## TASK TO CARRY OUT:
Show every line of the records below that contains the word "Haastattelun".
======== ENTRIES PROVIDED ========
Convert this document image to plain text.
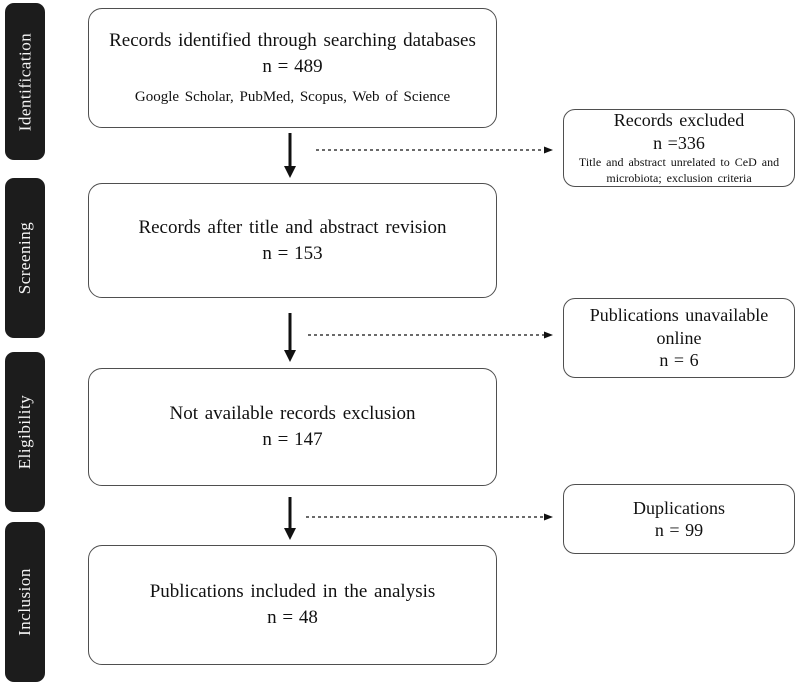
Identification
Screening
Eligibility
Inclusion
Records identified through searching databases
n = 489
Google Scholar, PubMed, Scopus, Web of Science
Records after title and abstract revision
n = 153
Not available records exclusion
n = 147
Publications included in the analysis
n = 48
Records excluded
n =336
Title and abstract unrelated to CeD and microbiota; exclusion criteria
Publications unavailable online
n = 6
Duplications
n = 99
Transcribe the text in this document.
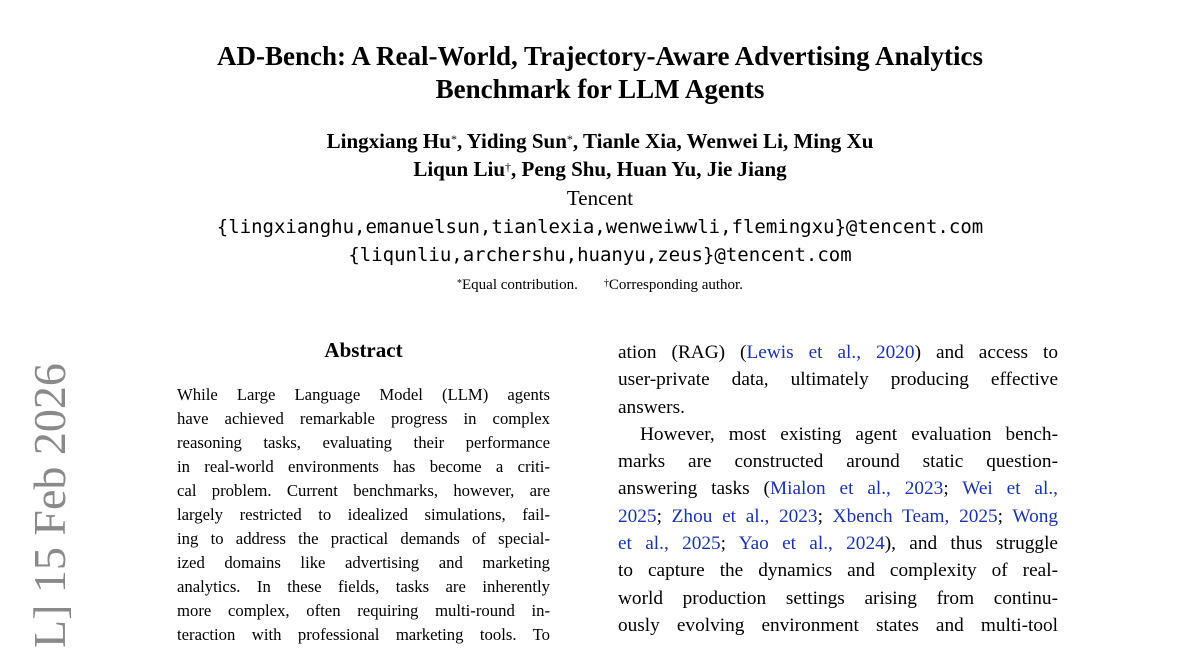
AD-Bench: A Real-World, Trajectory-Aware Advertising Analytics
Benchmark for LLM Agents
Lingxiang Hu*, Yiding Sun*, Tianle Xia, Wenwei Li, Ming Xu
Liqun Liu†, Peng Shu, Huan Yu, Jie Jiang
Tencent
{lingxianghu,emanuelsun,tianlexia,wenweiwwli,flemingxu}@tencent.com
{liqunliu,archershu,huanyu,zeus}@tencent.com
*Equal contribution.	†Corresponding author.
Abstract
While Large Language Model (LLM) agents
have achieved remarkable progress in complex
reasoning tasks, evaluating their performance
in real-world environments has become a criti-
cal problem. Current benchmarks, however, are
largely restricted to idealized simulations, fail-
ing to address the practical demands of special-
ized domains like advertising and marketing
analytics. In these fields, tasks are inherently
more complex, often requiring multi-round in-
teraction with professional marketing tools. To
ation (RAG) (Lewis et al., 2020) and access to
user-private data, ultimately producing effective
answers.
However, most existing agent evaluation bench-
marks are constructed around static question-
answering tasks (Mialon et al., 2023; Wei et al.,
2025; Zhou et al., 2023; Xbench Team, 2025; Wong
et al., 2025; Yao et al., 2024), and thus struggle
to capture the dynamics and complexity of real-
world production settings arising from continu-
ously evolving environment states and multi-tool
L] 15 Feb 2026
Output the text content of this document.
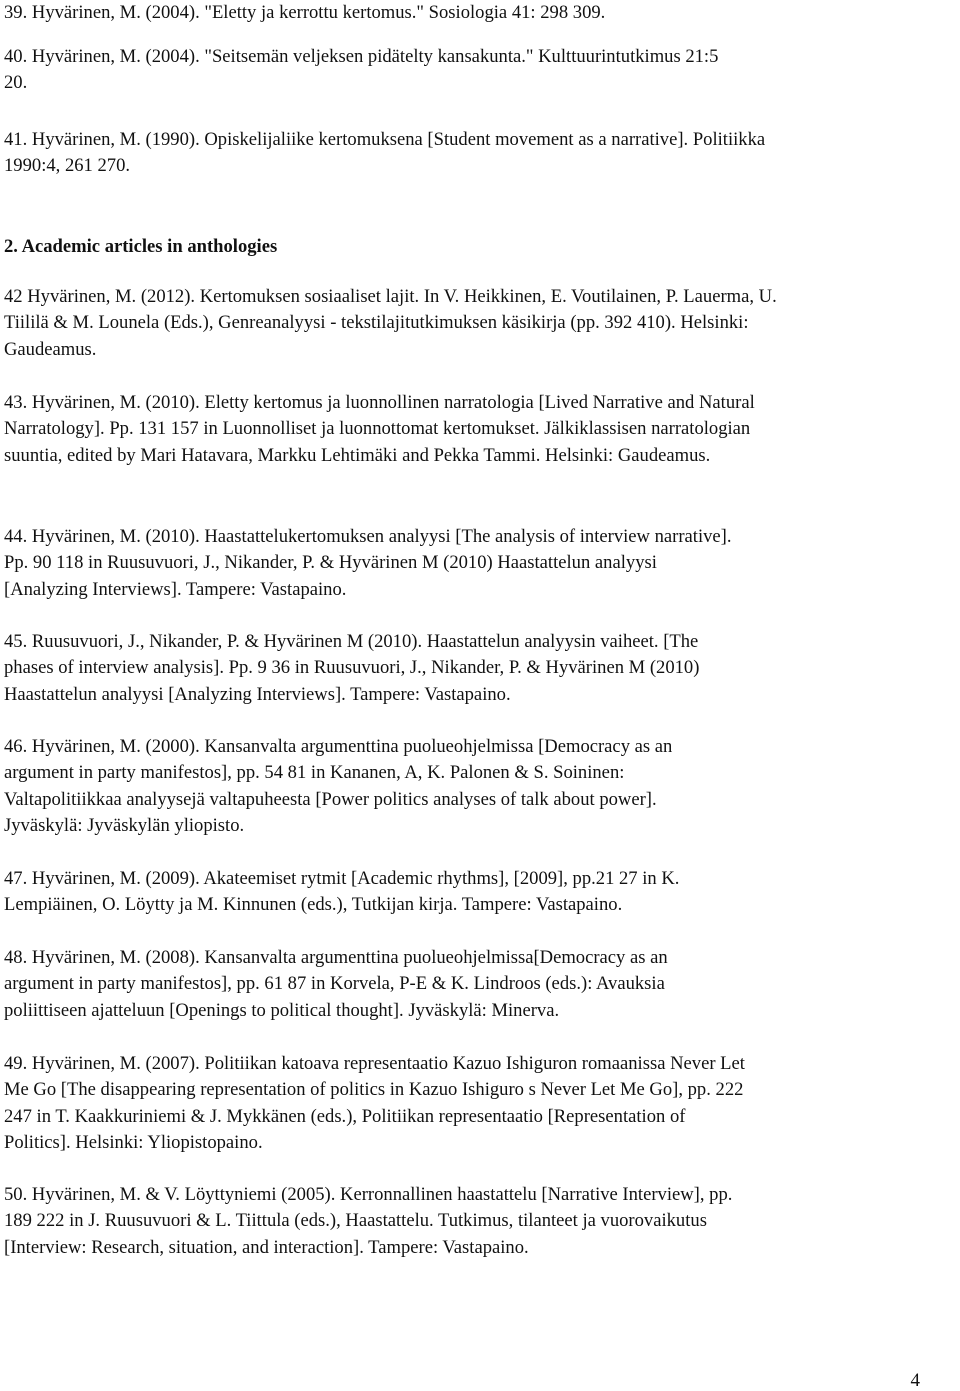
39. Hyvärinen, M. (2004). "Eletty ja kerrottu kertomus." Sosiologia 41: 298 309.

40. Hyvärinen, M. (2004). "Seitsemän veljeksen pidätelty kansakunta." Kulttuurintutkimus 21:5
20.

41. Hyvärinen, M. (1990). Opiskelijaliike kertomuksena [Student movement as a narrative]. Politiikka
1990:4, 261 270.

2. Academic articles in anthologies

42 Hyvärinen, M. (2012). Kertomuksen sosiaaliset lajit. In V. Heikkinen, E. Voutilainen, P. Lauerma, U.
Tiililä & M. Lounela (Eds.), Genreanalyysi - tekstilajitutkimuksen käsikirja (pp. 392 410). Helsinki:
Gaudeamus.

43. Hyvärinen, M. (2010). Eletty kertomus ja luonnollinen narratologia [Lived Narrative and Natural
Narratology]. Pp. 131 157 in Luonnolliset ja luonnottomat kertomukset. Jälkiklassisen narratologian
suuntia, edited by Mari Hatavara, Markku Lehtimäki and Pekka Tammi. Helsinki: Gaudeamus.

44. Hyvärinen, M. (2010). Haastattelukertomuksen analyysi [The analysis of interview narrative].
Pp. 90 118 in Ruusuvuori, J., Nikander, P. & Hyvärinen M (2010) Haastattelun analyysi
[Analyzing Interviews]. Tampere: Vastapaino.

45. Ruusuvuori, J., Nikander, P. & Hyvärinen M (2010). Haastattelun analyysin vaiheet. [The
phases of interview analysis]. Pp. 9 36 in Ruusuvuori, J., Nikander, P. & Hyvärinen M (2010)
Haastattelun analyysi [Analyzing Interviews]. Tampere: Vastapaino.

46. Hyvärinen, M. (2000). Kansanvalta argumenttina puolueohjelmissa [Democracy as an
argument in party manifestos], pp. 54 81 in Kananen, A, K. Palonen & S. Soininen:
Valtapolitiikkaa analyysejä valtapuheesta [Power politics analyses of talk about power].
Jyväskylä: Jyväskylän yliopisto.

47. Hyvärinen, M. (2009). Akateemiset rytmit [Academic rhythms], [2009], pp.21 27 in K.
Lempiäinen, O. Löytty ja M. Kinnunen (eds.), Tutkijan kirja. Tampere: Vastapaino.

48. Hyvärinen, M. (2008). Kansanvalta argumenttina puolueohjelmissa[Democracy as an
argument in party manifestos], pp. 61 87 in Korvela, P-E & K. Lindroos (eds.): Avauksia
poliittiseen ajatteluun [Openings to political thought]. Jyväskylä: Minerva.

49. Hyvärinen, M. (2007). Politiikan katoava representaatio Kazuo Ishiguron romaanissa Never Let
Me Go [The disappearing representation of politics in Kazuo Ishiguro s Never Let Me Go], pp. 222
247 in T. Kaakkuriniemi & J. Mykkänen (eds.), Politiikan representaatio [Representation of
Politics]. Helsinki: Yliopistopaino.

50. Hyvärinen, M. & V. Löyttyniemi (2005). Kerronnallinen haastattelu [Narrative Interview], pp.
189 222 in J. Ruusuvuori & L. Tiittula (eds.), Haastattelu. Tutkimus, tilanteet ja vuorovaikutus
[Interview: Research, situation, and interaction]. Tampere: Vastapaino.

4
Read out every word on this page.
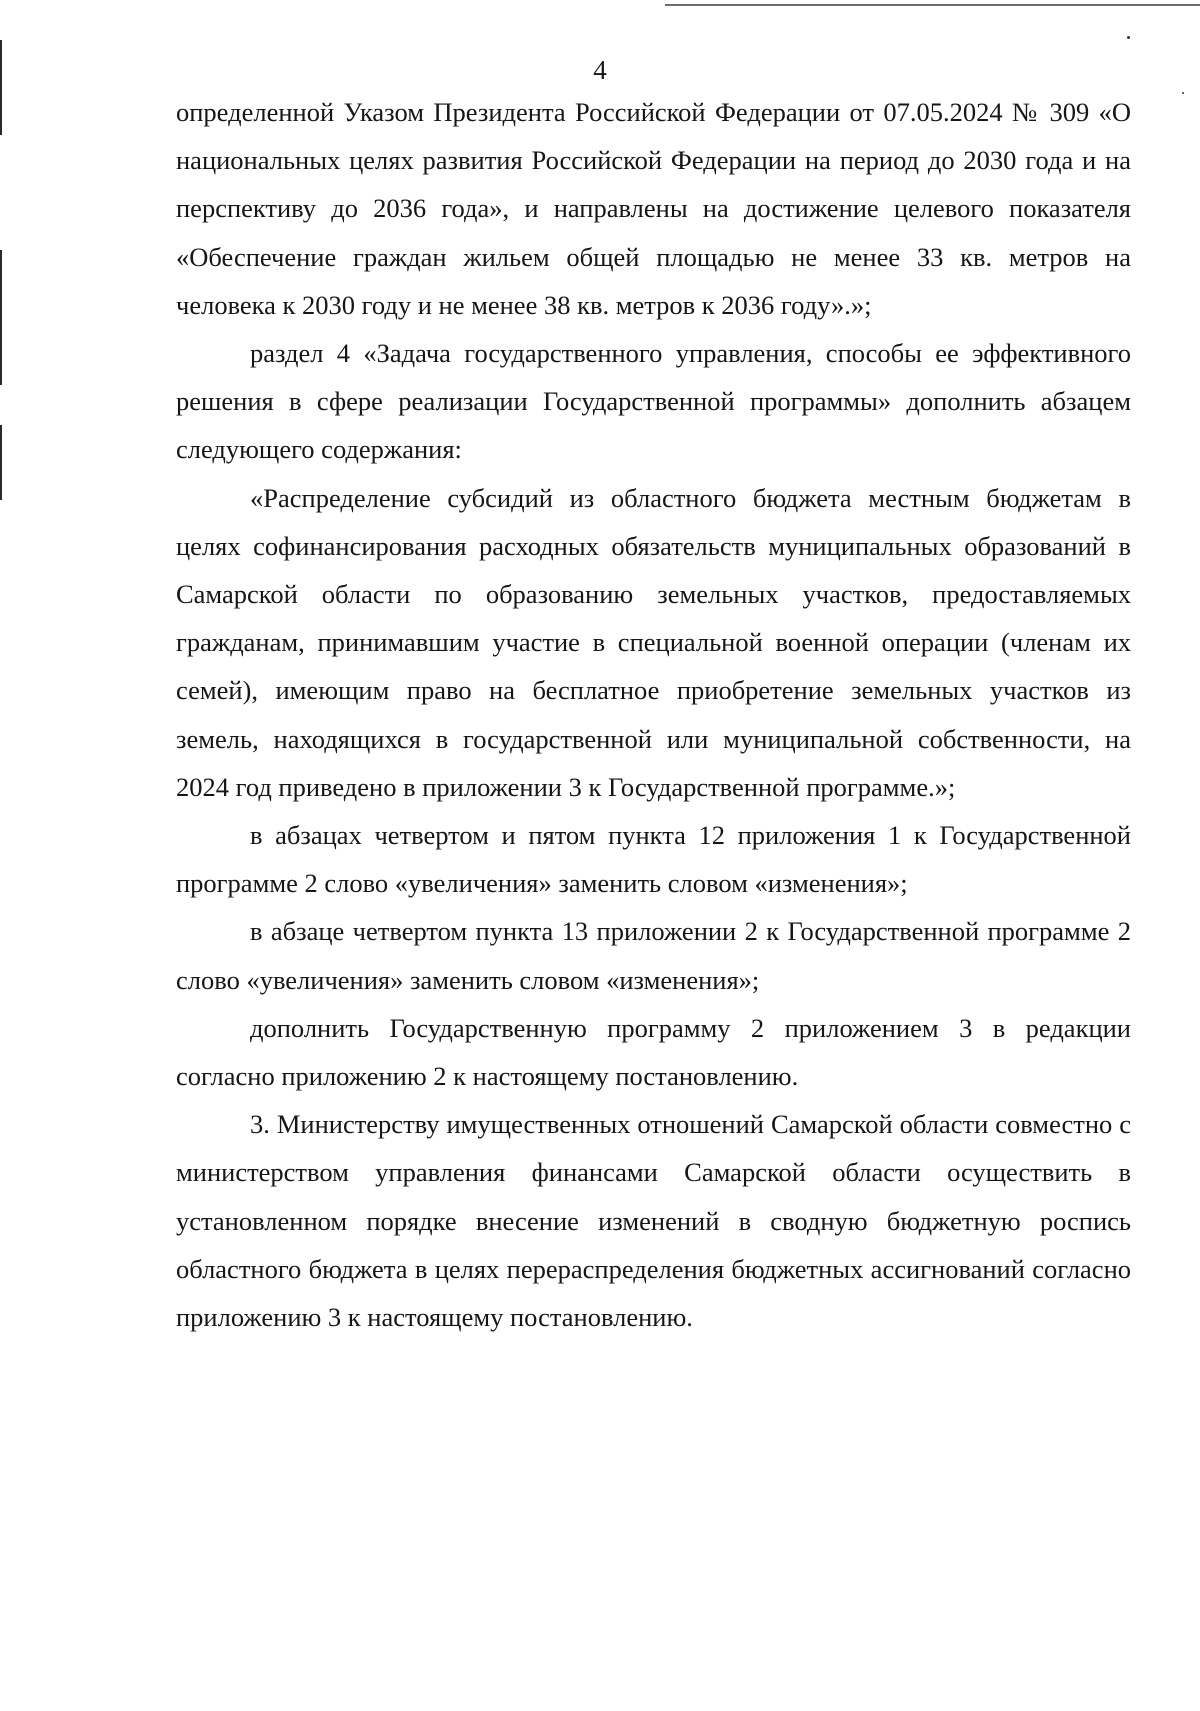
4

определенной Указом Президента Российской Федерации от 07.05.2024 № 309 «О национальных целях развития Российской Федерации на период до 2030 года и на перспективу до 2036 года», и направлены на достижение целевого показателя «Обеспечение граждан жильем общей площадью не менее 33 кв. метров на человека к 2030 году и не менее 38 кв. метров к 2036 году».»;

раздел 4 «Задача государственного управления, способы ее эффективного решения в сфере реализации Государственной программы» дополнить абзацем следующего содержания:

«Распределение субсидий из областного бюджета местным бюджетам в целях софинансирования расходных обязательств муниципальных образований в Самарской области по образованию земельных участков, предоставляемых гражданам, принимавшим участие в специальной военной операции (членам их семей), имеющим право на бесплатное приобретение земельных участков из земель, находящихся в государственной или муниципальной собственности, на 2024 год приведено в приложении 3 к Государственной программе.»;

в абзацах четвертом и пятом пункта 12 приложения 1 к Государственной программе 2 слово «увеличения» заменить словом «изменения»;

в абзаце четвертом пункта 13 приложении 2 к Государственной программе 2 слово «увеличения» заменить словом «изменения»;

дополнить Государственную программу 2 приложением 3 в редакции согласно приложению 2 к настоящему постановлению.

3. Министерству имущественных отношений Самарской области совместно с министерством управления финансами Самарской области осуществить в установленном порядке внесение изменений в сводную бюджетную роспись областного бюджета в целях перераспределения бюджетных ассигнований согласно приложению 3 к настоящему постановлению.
========
## SOLUTION FOR THIS PROBLEM:
Pp. 90 118 in Ruusuvuori, J., Nikander, P. & Hyvärinen M (2010) Haastattelun analyysi
45. Ruusuvuori, J., Nikander, P. & Hyvärinen M (2010). Haastattelun analyysin vaiheet. [The
Haastattelun analyysi [Analyzing Interviews]. Tampere: Vastapaino.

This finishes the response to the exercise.